▸ **Stated problem**: All records below must be retyped exactly.

[START Records shown]

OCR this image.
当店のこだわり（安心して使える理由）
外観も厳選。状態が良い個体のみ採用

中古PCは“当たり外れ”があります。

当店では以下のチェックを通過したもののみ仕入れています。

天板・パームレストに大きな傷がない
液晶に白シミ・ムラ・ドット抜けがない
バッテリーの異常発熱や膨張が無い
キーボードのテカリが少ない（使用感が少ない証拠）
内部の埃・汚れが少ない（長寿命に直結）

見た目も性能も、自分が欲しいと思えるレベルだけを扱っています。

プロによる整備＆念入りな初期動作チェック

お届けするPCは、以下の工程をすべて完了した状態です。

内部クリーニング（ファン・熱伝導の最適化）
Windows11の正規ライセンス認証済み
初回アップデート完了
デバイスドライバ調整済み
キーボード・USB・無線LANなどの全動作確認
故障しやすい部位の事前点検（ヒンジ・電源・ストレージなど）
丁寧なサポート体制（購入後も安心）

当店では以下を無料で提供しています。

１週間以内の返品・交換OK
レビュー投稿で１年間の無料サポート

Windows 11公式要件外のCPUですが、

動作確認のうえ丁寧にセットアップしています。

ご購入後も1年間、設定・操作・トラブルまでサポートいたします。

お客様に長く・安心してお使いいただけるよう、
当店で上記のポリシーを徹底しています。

[END Records shown]

▸ **Result of this exercise**:
OCR this image.
当店のこだわり（安心して使える理由）
外観も厳選。状態が良い個体のみ採用

中古PCは“当たり外れ”があります。

当店では以下のチェックを通過したもののみ仕入れています。

天板・パームレストに大きな傷がない
液晶に白シミ・ムラ・ドット抜けがない
バッテリーの異常発熱や膨張が無い
キーボードのテカリが少ない（使用感が少ない証拠）
内部の埃・汚れが少ない（長寿命に直結）

見た目も性能も、自分が欲しいと思えるレベルだけを扱っています。

プロによる整備＆念入りな初期動作チェック

お届けするPCは、以下の工程をすべて完了した状態です。

内部クリーニング（ファン・熱伝導の最適化）
Windows11の正規ライセンス認証済み
初回アップデート完了
デバイスドライバ調整済み
キーボード・USB・無線LANなどの全動作確認
故障しやすい部位の事前点検（ヒンジ・電源・ストレージなど）
丁寧なサポート体制（購入後も安心）

当店では以下を無料で提供しています。

１週間以内の返品・交換OK
レビュー投稿で１年間の無料サポート

Windows 11公式要件外のCPUですが、

動作確認のうえ丁寧にセットアップしています。

ご購入後も1年間、設定・操作・トラブルまでサポートいたします。

お客様に長く・安心してお使いいただけるよう、
当店で上記のポリシーを徹底しています。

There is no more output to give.